▸ Exercise materials:
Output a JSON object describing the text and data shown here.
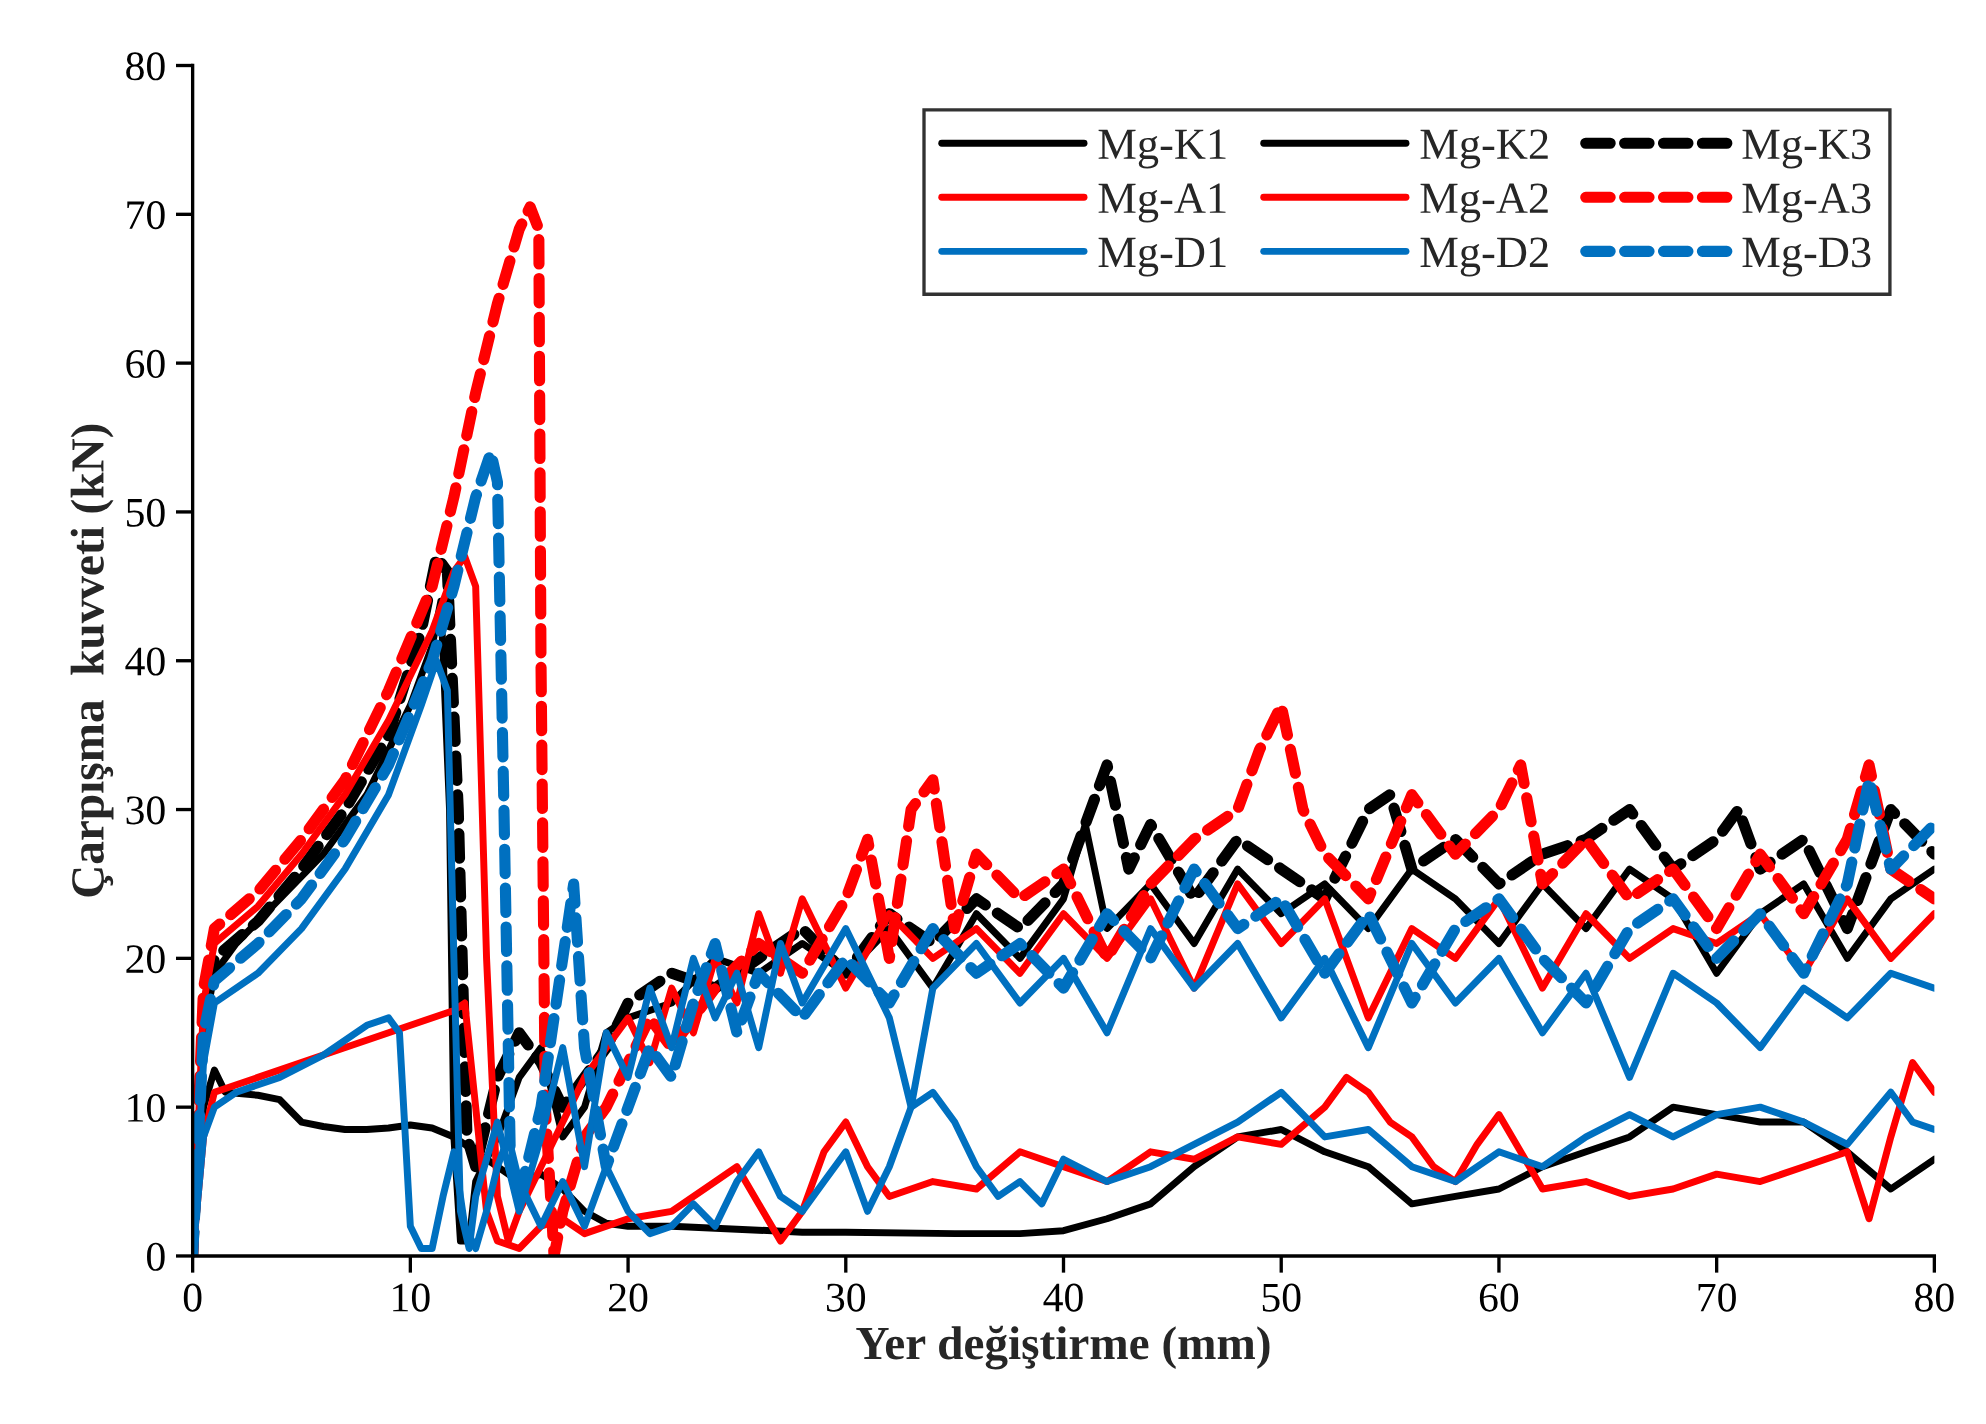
{
  "chart_data": {
    "type": "line",
    "xlabel": "Yer değiştirme (mm)",
    "ylabel": "Çarpışma  kuvveti (kN)",
    "xlim": [
      0,
      80
    ],
    "xticks": [
      0,
      10,
      20,
      30,
      40,
      50,
      60,
      70,
      80
    ],
    "ylim": [
      0,
      80
    ],
    "yticks": [
      0,
      10,
      20,
      30,
      40,
      50,
      60,
      70,
      80
    ],
    "grid": false,
    "legend": "top right",
    "series": [
      {
        "name": "Mg-K1",
        "color": "#000000",
        "line_style": "solid",
        "x": [
          0,
          0.5,
          1,
          1.5,
          3,
          4,
          5,
          6,
          7,
          8,
          9,
          10,
          11,
          12,
          13,
          14,
          15,
          16,
          17,
          18,
          19,
          20,
          22,
          25,
          28,
          30,
          35,
          38,
          40,
          42,
          44,
          46,
          48,
          50,
          52,
          54,
          56,
          58,
          60,
          62,
          64,
          66,
          68,
          70,
          72,
          74,
          76,
          78,
          80
        ],
        "values": [
          0,
          10,
          12.5,
          11,
          10.8,
          10.5,
          9,
          8.7,
          8.5,
          8.5,
          8.6,
          8.8,
          8.6,
          8,
          7,
          6,
          5,
          5.5,
          4.5,
          3,
          2.2,
          2,
          2,
          1.8,
          1.6,
          1.6,
          1.5,
          1.5,
          1.7,
          2.5,
          3.5,
          6,
          8,
          8.5,
          7,
          6,
          3.5,
          4,
          4.5,
          6,
          7,
          8,
          10,
          9.5,
          9,
          9,
          7,
          4.5,
          6.5
        ]
      },
      {
        "name": "Mg-K2",
        "color": "#000000",
        "line_style": "solid",
        "x": [
          0,
          0.5,
          1,
          2,
          4,
          6,
          8,
          10,
          11,
          11.4,
          11.8,
          12,
          12.3,
          12.7,
          13,
          14,
          15,
          16,
          17,
          18,
          19,
          20,
          22,
          24,
          26,
          28,
          30,
          32,
          34,
          36,
          38,
          40,
          41,
          42,
          44,
          46,
          48,
          50,
          52,
          54,
          56,
          58,
          60,
          62,
          64,
          66,
          68,
          70,
          72,
          74,
          76,
          78,
          80
        ],
        "values": [
          0,
          15,
          19,
          21,
          24,
          27,
          31,
          37,
          41,
          44,
          30,
          8,
          1,
          1,
          5,
          8,
          12,
          14,
          8,
          10,
          15,
          16,
          17,
          20,
          19,
          21,
          19,
          22,
          18,
          23,
          20,
          24,
          29,
          22,
          25,
          21,
          26,
          23,
          25,
          22,
          26,
          24,
          21,
          25,
          22,
          26,
          24,
          19,
          23,
          25,
          20,
          24,
          26
        ]
      },
      {
        "name": "Mg-K3",
        "color": "#000000",
        "line_style": "dashed",
        "x": [
          0,
          0.5,
          1,
          3,
          5,
          7,
          9,
          10.5,
          11.2,
          11.7,
          12.2,
          12.6,
          13,
          14,
          15,
          16,
          17,
          18,
          19,
          20,
          22,
          24,
          26,
          28,
          30,
          32,
          34,
          36,
          38,
          40,
          42,
          43,
          44,
          46,
          48,
          50,
          52,
          54,
          55,
          56,
          58,
          60,
          62,
          64,
          66,
          68,
          70,
          71,
          72,
          74,
          76,
          78,
          80
        ],
        "values": [
          0,
          16,
          20,
          22.5,
          26,
          30,
          35,
          42,
          47,
          46,
          30,
          8,
          6,
          12,
          15,
          13,
          10,
          12,
          14,
          17,
          19,
          18,
          20,
          22,
          19,
          23,
          21,
          24,
          22,
          25,
          33,
          26,
          29,
          24,
          28,
          26,
          24,
          30,
          31,
          26,
          28,
          25,
          27,
          28,
          30,
          26,
          28,
          30,
          26,
          28,
          22,
          30,
          27
        ]
      },
      {
        "name": "Mg-A1",
        "color": "#ff0000",
        "line_style": "solid",
        "x": [
          0,
          0.5,
          1,
          3,
          6,
          9,
          12,
          12.5,
          13,
          13.5,
          14,
          15,
          16,
          17,
          18,
          20,
          22,
          24,
          25,
          26,
          27,
          28,
          29,
          30,
          31,
          32,
          34,
          36,
          38,
          40,
          42,
          44,
          46,
          48,
          50,
          52,
          53,
          54,
          55,
          56,
          57,
          58,
          59,
          60,
          61,
          62,
          64,
          66,
          68,
          70,
          72,
          74,
          76,
          77,
          78,
          79,
          80
        ],
        "values": [
          0,
          8,
          11,
          12,
          13.5,
          15,
          16.5,
          17,
          10,
          3,
          1,
          0.5,
          2,
          2.5,
          1.5,
          2.5,
          3,
          5,
          6,
          3.5,
          1,
          3,
          7,
          9,
          6,
          4,
          5,
          4.5,
          7,
          6,
          5,
          7,
          6.5,
          8,
          7.5,
          10,
          12,
          11,
          9,
          8,
          6,
          5,
          7.5,
          9.5,
          7,
          4.5,
          5,
          4,
          4.5,
          5.5,
          5,
          6,
          7,
          2.5,
          8,
          13,
          11
        ]
      },
      {
        "name": "Mg-A2",
        "color": "#ff0000",
        "line_style": "solid",
        "x": [
          0,
          0.5,
          1,
          3,
          5,
          7,
          9,
          11,
          12,
          12.5,
          13,
          13.5,
          14,
          14.5,
          15,
          16,
          17,
          18,
          19,
          20,
          21,
          22,
          23,
          24,
          25,
          26,
          27,
          28,
          29,
          30,
          32,
          34,
          36,
          38,
          40,
          42,
          44,
          46,
          48,
          50,
          52,
          54,
          56,
          58,
          60,
          62,
          64,
          66,
          68,
          70,
          72,
          74,
          76,
          78,
          80
        ],
        "values": [
          0,
          17,
          21,
          23.5,
          27,
          31,
          36,
          42,
          46,
          47,
          45,
          20,
          4,
          1,
          3,
          6,
          9,
          12,
          14,
          16,
          13,
          18,
          15,
          20,
          17,
          23,
          19,
          24,
          21,
          18,
          23,
          20,
          22,
          19,
          23,
          20,
          24,
          18,
          25,
          21,
          24,
          16,
          22,
          20,
          24,
          18,
          23,
          20,
          22,
          21,
          23,
          19,
          24,
          20,
          23
        ]
      },
      {
        "name": "Mg-A3",
        "color": "#ff0000",
        "line_style": "dashed",
        "x": [
          0,
          0.5,
          1,
          3,
          5,
          7,
          9,
          11,
          12,
          13,
          14,
          15,
          15.5,
          15.9,
          16,
          16.2,
          16.6,
          17,
          18,
          19,
          20,
          21,
          22,
          24,
          26,
          28,
          30,
          31,
          32,
          33,
          34,
          35,
          36,
          38,
          40,
          42,
          44,
          46,
          48,
          49,
          50,
          51,
          52,
          54,
          56,
          58,
          60,
          61,
          62,
          64,
          66,
          68,
          70,
          72,
          74,
          76,
          77,
          78,
          80
        ],
        "values": [
          0,
          18,
          22,
          24.5,
          28,
          32,
          38,
          45,
          51,
          58,
          64,
          69,
          70.5,
          69,
          40,
          10,
          0,
          3,
          8,
          10,
          13,
          16,
          14,
          18,
          21,
          19,
          24,
          28,
          20,
          30,
          32,
          22,
          27,
          24,
          26,
          20,
          25,
          28,
          30,
          34,
          37,
          30,
          27,
          24,
          31,
          27,
          30,
          33,
          25,
          28,
          24,
          26,
          22,
          27,
          23,
          28,
          33,
          26,
          24
        ]
      },
      {
        "name": "Mg-D1",
        "color": "#0070c0",
        "line_style": "solid",
        "x": [
          0,
          0.5,
          1,
          2,
          4,
          6,
          8,
          9,
          9.5,
          10,
          10.5,
          11,
          11.5,
          12,
          12.5,
          13,
          13.5,
          14,
          14.5,
          15,
          16,
          17,
          18,
          19,
          20,
          21,
          22,
          23,
          24,
          25,
          26,
          27,
          28,
          29,
          30,
          31,
          32,
          33,
          34,
          35,
          36,
          37,
          38,
          39,
          40,
          42,
          44,
          46,
          48,
          50,
          52,
          54,
          56,
          58,
          60,
          62,
          64,
          66,
          68,
          70,
          72,
          74,
          76,
          78,
          79,
          80
        ],
        "values": [
          0,
          8,
          10,
          11,
          12,
          13.5,
          15.5,
          16,
          15,
          2,
          0.5,
          0.5,
          4,
          7,
          2,
          0.5,
          3,
          6,
          8,
          5,
          2,
          5,
          2,
          6,
          3,
          1.5,
          2,
          3.5,
          2,
          5,
          7,
          4,
          3,
          5,
          7,
          3,
          6,
          10,
          11,
          9,
          6,
          4,
          5,
          3.5,
          6.5,
          5,
          6,
          7.5,
          9,
          11,
          8,
          8.5,
          6,
          5,
          7,
          6,
          8,
          9.5,
          8,
          9.5,
          10,
          9,
          7.5,
          11,
          9,
          8.5
        ]
      },
      {
        "name": "Mg-D2",
        "color": "#0070c0",
        "line_style": "solid",
        "x": [
          0,
          0.5,
          1,
          3,
          5,
          7,
          9,
          10.5,
          11.2,
          11.7,
          12,
          12.3,
          12.7,
          13,
          14,
          15,
          16,
          17,
          18,
          19,
          20,
          21,
          22,
          23,
          24,
          25,
          26,
          27,
          28,
          30,
          32,
          33,
          34,
          36,
          38,
          40,
          42,
          44,
          46,
          48,
          50,
          52,
          54,
          56,
          58,
          60,
          62,
          64,
          66,
          68,
          70,
          72,
          74,
          76,
          78,
          80
        ],
        "values": [
          0,
          13,
          17,
          19,
          22,
          26,
          31,
          37,
          40,
          38,
          20,
          3,
          0.5,
          4,
          9,
          3,
          8,
          14,
          6,
          15,
          12,
          18,
          14,
          20,
          16,
          19,
          14,
          21,
          17,
          22,
          16,
          10,
          18,
          21,
          17,
          20,
          15,
          22,
          18,
          21,
          16,
          20,
          14,
          21,
          17,
          20,
          15,
          19,
          12,
          19,
          17,
          14,
          18,
          16,
          19,
          18
        ]
      },
      {
        "name": "Mg-D3",
        "color": "#0070c0",
        "line_style": "dashed",
        "x": [
          0,
          0.5,
          1,
          3,
          5,
          7,
          9,
          11,
          12,
          13,
          13.7,
          14,
          14.3,
          14.6,
          15,
          16,
          17,
          17.5,
          18,
          19,
          20,
          21,
          22,
          23,
          24,
          25,
          26,
          28,
          30,
          32,
          34,
          36,
          38,
          40,
          42,
          44,
          46,
          48,
          50,
          52,
          54,
          56,
          58,
          60,
          62,
          64,
          66,
          68,
          70,
          72,
          74,
          76,
          77,
          78,
          80
        ],
        "values": [
          0,
          15,
          18.5,
          21,
          24,
          28,
          33,
          40,
          45,
          51,
          54,
          52,
          30,
          6,
          4,
          10,
          20,
          25,
          14,
          6,
          10,
          14,
          12,
          17,
          21,
          15,
          19,
          16,
          20,
          17,
          22,
          19,
          21,
          18,
          23,
          20,
          26,
          22,
          24,
          19,
          23,
          17,
          22,
          24,
          20,
          17,
          22,
          24,
          20,
          23,
          19,
          25,
          32,
          26,
          29
        ]
      }
    ]
  }
}
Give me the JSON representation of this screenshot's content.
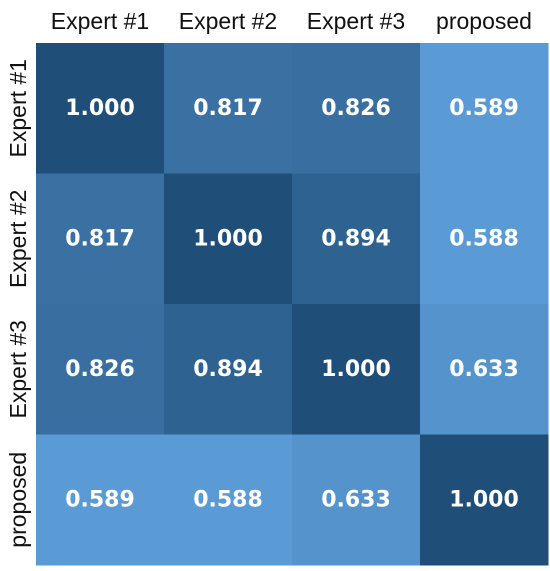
{
  "chart_data": {
    "type": "heatmap",
    "rows": [
      "Expert #1",
      "Expert #2",
      "Expert #3",
      "proposed"
    ],
    "columns": [
      "Expert #1",
      "Expert #2",
      "Expert #3",
      "proposed"
    ],
    "values": [
      [
        1.0,
        0.817,
        0.826,
        0.589
      ],
      [
        0.817,
        1.0,
        0.894,
        0.588
      ],
      [
        0.826,
        0.894,
        1.0,
        0.633
      ],
      [
        0.589,
        0.588,
        0.633,
        1.0
      ]
    ],
    "labels": [
      [
        "1.000",
        "0.817",
        "0.826",
        "0.589"
      ],
      [
        "0.817",
        "1.000",
        "0.894",
        "0.588"
      ],
      [
        "0.826",
        "0.894",
        "1.000",
        "0.633"
      ],
      [
        "0.589",
        "0.588",
        "0.633",
        "1.000"
      ]
    ],
    "color_scale": {
      "low": "#5b9bd5",
      "high": "#1f4e79"
    },
    "legend": "none",
    "grid": false
  }
}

▸ Objective:
Establish how many lines of the material above hold the word "JSON". Nothing but the count should be returned.

▸ The output:
2